▼▼▼

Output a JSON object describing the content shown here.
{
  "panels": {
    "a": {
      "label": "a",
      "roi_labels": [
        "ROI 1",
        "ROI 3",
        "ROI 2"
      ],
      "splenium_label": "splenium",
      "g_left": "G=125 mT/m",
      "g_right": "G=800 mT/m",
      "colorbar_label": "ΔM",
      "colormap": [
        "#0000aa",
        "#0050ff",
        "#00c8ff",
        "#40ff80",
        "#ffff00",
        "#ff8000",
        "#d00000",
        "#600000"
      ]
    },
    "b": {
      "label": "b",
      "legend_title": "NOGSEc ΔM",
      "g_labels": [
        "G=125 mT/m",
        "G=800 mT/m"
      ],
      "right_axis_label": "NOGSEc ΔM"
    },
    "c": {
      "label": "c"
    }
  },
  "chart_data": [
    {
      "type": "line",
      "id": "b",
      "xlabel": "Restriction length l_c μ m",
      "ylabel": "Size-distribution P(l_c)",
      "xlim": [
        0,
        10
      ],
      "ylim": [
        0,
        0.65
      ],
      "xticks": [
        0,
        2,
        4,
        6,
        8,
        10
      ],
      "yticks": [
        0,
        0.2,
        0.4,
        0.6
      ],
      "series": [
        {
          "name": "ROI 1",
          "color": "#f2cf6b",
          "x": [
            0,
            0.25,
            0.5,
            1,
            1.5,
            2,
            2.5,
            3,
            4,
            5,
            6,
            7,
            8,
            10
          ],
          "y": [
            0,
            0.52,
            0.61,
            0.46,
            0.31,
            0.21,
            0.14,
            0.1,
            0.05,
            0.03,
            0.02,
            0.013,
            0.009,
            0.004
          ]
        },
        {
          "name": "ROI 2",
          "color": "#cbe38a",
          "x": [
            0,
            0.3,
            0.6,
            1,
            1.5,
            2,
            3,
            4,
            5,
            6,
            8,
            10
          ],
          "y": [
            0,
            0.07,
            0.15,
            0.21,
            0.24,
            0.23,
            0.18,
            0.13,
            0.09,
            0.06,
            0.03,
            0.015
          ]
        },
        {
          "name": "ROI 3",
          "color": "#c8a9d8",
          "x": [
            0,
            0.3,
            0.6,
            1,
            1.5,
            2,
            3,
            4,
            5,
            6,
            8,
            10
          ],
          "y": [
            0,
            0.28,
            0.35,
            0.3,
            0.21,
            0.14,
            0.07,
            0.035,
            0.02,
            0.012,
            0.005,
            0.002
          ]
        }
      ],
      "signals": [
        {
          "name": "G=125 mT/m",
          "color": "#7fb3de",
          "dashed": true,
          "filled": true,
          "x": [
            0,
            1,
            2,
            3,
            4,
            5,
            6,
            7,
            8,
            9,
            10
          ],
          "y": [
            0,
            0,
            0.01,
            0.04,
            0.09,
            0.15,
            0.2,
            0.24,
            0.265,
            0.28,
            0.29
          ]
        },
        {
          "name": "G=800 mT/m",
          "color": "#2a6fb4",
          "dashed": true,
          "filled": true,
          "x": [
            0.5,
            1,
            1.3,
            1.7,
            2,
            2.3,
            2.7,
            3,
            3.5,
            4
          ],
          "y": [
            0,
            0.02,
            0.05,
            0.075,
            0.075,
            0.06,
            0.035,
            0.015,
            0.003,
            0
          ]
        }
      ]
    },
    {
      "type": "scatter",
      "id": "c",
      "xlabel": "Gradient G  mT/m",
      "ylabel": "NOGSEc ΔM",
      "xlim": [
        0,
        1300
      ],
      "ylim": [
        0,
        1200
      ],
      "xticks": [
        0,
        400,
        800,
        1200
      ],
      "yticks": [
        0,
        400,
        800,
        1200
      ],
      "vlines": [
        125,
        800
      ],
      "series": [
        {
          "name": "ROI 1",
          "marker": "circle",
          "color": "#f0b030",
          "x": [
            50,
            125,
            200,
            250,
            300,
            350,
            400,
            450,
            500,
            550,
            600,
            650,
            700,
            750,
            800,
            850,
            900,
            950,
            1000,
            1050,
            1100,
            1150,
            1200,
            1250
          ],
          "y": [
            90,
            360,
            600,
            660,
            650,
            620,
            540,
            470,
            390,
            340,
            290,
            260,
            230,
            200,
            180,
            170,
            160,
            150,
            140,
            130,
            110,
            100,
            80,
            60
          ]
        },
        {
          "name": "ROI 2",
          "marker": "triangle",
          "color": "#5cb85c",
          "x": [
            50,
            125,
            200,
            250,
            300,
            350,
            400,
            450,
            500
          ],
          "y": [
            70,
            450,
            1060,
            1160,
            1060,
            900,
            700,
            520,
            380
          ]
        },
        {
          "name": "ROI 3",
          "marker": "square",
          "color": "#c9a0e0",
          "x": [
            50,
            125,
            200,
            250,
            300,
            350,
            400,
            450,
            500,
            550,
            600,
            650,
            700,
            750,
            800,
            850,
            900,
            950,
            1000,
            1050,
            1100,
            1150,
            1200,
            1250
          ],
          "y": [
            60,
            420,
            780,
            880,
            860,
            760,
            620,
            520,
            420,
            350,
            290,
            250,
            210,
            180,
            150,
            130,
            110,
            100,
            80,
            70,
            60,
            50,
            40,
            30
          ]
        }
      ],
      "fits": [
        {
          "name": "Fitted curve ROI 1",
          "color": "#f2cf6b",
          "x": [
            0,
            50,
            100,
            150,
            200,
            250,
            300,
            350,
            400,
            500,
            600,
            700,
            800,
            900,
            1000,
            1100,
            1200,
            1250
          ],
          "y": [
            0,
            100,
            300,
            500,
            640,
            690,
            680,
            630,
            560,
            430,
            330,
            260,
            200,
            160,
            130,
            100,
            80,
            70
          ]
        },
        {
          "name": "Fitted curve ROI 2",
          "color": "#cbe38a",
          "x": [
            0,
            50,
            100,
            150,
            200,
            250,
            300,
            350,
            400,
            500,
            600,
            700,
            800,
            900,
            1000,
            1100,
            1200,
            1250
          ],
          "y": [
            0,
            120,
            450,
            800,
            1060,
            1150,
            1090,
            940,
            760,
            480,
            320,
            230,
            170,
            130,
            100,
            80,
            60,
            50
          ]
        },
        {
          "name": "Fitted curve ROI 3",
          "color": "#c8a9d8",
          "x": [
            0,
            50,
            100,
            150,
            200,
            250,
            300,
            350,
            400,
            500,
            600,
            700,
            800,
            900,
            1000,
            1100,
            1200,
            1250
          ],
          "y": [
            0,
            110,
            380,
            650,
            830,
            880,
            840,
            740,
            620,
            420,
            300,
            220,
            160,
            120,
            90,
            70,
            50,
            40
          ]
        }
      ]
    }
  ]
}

▲▲▲

## Required work
Gather each line in these records that contains the string "xlabel".

## Complete answer
      "xlabel": "Restriction length l_c μ m",
      "xlabel": "Gradient G  mT/m",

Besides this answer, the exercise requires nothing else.